Exercise aim: Please copy out every one of the rows below word for word, changing nothing and leaving nothing out.

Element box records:
(begin)

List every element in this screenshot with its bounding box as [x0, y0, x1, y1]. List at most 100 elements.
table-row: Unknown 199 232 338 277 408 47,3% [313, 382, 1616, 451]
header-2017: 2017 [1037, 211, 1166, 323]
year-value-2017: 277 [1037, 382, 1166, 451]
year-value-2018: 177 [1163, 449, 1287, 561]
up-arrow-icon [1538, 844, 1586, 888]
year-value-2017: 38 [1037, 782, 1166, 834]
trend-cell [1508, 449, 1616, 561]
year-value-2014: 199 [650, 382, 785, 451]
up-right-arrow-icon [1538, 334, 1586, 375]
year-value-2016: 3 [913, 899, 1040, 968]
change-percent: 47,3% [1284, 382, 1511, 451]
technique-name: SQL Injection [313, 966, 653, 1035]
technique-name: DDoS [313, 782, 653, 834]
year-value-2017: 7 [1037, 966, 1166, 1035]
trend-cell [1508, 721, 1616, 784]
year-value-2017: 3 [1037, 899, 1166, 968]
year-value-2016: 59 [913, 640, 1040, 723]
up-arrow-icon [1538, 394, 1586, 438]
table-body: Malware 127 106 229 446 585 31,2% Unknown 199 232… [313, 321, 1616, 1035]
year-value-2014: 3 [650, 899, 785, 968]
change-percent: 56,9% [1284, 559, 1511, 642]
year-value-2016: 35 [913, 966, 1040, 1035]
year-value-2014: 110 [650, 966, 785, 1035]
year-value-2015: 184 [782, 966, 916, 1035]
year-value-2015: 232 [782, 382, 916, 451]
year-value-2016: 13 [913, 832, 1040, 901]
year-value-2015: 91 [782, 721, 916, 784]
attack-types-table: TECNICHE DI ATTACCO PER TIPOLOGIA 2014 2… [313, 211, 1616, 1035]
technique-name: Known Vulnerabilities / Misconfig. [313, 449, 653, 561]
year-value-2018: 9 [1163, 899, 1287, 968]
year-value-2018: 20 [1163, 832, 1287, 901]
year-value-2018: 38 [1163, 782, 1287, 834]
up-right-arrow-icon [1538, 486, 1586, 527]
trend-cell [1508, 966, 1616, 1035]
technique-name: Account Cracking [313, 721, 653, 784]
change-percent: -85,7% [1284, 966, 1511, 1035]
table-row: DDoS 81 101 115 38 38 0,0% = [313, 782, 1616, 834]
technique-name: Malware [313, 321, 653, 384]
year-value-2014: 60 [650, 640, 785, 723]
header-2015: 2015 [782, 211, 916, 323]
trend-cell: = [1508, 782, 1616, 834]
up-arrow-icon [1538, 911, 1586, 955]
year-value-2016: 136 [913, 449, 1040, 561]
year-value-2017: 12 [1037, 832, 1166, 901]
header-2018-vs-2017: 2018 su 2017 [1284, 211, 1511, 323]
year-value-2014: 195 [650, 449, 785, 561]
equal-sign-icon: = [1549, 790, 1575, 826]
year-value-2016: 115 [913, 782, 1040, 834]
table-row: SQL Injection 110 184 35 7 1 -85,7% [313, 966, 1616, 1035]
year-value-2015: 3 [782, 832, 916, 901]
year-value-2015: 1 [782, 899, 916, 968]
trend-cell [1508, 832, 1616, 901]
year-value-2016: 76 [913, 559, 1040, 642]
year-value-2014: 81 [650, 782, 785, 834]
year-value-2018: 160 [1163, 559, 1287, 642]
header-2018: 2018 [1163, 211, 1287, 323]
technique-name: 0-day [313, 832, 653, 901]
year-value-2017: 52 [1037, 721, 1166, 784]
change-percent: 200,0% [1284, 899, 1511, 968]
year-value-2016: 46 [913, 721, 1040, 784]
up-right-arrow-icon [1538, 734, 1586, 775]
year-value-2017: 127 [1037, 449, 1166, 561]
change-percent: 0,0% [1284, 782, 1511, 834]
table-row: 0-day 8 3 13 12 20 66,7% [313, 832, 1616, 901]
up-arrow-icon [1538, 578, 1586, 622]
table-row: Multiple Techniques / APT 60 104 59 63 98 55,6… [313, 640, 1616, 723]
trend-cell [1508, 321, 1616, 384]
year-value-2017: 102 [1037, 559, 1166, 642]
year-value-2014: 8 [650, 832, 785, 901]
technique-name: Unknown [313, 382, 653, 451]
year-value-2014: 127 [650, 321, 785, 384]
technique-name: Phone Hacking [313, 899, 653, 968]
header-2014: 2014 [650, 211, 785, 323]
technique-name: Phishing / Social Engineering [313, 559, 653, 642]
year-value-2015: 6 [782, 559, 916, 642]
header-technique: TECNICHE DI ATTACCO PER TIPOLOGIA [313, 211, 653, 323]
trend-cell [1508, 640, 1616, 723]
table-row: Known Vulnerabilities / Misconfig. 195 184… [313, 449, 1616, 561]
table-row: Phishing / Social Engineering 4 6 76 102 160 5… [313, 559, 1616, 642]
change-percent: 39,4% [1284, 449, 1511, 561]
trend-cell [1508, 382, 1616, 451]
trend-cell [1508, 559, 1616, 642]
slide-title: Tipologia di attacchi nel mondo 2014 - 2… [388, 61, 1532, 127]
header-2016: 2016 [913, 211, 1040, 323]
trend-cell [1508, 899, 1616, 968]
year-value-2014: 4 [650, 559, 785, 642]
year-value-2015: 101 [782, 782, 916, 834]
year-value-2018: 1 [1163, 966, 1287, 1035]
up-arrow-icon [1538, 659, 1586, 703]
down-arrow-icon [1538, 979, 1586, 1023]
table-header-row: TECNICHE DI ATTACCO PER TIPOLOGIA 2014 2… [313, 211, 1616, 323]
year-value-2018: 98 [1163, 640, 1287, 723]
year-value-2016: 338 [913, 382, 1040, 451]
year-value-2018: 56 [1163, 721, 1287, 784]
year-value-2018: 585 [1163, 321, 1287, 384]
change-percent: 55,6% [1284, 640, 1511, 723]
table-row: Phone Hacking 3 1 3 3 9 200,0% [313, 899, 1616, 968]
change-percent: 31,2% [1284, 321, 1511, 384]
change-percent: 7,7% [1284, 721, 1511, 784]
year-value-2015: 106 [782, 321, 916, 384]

(end)

Response to this exercise:
List every element in this screenshot with its bounding box as [x0, y0, x1, y1]. List at most 100 elements.
table-row: Unknown 199 232 338 277 408 47,3% [313, 382, 1616, 451]
header-2017: 2017 [1037, 211, 1166, 323]
year-value-2017: 277 [1037, 382, 1166, 451]
year-value-2018: 177 [1163, 449, 1287, 561]
up-arrow-icon [1538, 844, 1586, 888]
year-value-2017: 38 [1037, 782, 1166, 834]
trend-cell [1508, 449, 1616, 561]
year-value-2014: 199 [650, 382, 785, 451]
up-right-arrow-icon [1538, 334, 1586, 375]
year-value-2016: 3 [913, 899, 1040, 968]
change-percent: 47,3% [1284, 382, 1511, 451]
technique-name: SQL Injection [313, 966, 653, 1035]
technique-name: DDoS [313, 782, 653, 834]
year-value-2017: 7 [1037, 966, 1166, 1035]
trend-cell [1508, 721, 1616, 784]
year-value-2017: 3 [1037, 899, 1166, 968]
year-value-2016: 59 [913, 640, 1040, 723]
up-arrow-icon [1538, 394, 1586, 438]
table-body: Malware 127 106 229 446 585 31,2% Unknown 199 232… [313, 321, 1616, 1035]
year-value-2014: 3 [650, 899, 785, 968]
change-percent: 56,9% [1284, 559, 1511, 642]
year-value-2016: 35 [913, 966, 1040, 1035]
year-value-2014: 110 [650, 966, 785, 1035]
year-value-2015: 184 [782, 966, 916, 1035]
year-value-2015: 232 [782, 382, 916, 451]
year-value-2016: 13 [913, 832, 1040, 901]
year-value-2015: 91 [782, 721, 916, 784]
attack-types-table: TECNICHE DI ATTACCO PER TIPOLOGIA 2014 2… [313, 211, 1616, 1035]
technique-name: Known Vulnerabilities / Misconfig. [313, 449, 653, 561]
year-value-2018: 9 [1163, 899, 1287, 968]
year-value-2018: 20 [1163, 832, 1287, 901]
year-value-2018: 38 [1163, 782, 1287, 834]
up-right-arrow-icon [1538, 486, 1586, 527]
trend-cell [1508, 966, 1616, 1035]
technique-name: Account Cracking [313, 721, 653, 784]
change-percent: -85,7% [1284, 966, 1511, 1035]
table-row: DDoS 81 101 115 38 38 0,0% = [313, 782, 1616, 834]
technique-name: Malware [313, 321, 653, 384]
year-value-2014: 60 [650, 640, 785, 723]
header-2015: 2015 [782, 211, 916, 323]
trend-cell: = [1508, 782, 1616, 834]
up-arrow-icon [1538, 911, 1586, 955]
year-value-2016: 136 [913, 449, 1040, 561]
year-value-2017: 12 [1037, 832, 1166, 901]
header-2018-vs-2017: 2018 su 2017 [1284, 211, 1511, 323]
year-value-2014: 195 [650, 449, 785, 561]
equal-sign-icon: = [1549, 790, 1575, 826]
year-value-2016: 115 [913, 782, 1040, 834]
table-row: SQL Injection 110 184 35 7 1 -85,7% [313, 966, 1616, 1035]
year-value-2015: 3 [782, 832, 916, 901]
year-value-2015: 1 [782, 899, 916, 968]
trend-cell [1508, 832, 1616, 901]
year-value-2016: 76 [913, 559, 1040, 642]
year-value-2014: 81 [650, 782, 785, 834]
year-value-2018: 160 [1163, 559, 1287, 642]
header-2018: 2018 [1163, 211, 1287, 323]
technique-name: 0-day [313, 832, 653, 901]
year-value-2017: 52 [1037, 721, 1166, 784]
change-percent: 200,0% [1284, 899, 1511, 968]
year-value-2016: 46 [913, 721, 1040, 784]
up-right-arrow-icon [1538, 734, 1586, 775]
year-value-2017: 127 [1037, 449, 1166, 561]
change-percent: 0,0% [1284, 782, 1511, 834]
table-row: 0-day 8 3 13 12 20 66,7% [313, 832, 1616, 901]
up-arrow-icon [1538, 578, 1586, 622]
table-row: Multiple Techniques / APT 60 104 59 63 98 55,6… [313, 640, 1616, 723]
trend-cell [1508, 321, 1616, 384]
year-value-2017: 102 [1037, 559, 1166, 642]
year-value-2014: 8 [650, 832, 785, 901]
technique-name: Unknown [313, 382, 653, 451]
year-value-2014: 127 [650, 321, 785, 384]
technique-name: Phone Hacking [313, 899, 653, 968]
header-2014: 2014 [650, 211, 785, 323]
technique-name: Phishing / Social Engineering [313, 559, 653, 642]
year-value-2015: 6 [782, 559, 916, 642]
header-technique: TECNICHE DI ATTACCO PER TIPOLOGIA [313, 211, 653, 323]
trend-cell [1508, 640, 1616, 723]
table-row: Known Vulnerabilities / Misconfig. 195 184… [313, 449, 1616, 561]
table-row: Phishing / Social Engineering 4 6 76 102 160 5… [313, 559, 1616, 642]
change-percent: 39,4% [1284, 449, 1511, 561]
trend-cell [1508, 382, 1616, 451]
trend-cell [1508, 559, 1616, 642]
slide-title: Tipologia di attacchi nel mondo 2014 - 2… [388, 61, 1532, 127]
header-2016: 2016 [913, 211, 1040, 323]
trend-cell [1508, 899, 1616, 968]
year-value-2014: 4 [650, 559, 785, 642]
year-value-2015: 101 [782, 782, 916, 834]
year-value-2018: 1 [1163, 966, 1287, 1035]
up-arrow-icon [1538, 659, 1586, 703]
down-arrow-icon [1538, 979, 1586, 1023]
table-header-row: TECNICHE DI ATTACCO PER TIPOLOGIA 2014 2… [313, 211, 1616, 323]
year-value-2018: 98 [1163, 640, 1287, 723]
year-value-2016: 338 [913, 382, 1040, 451]
year-value-2018: 56 [1163, 721, 1287, 784]
year-value-2018: 585 [1163, 321, 1287, 384]
change-percent: 55,6% [1284, 640, 1511, 723]
table-row: Phone Hacking 3 1 3 3 9 200,0% [313, 899, 1616, 968]
change-percent: 31,2% [1284, 321, 1511, 384]
change-percent: 7,7% [1284, 721, 1511, 784]
year-value-2015: 106 [782, 321, 916, 384]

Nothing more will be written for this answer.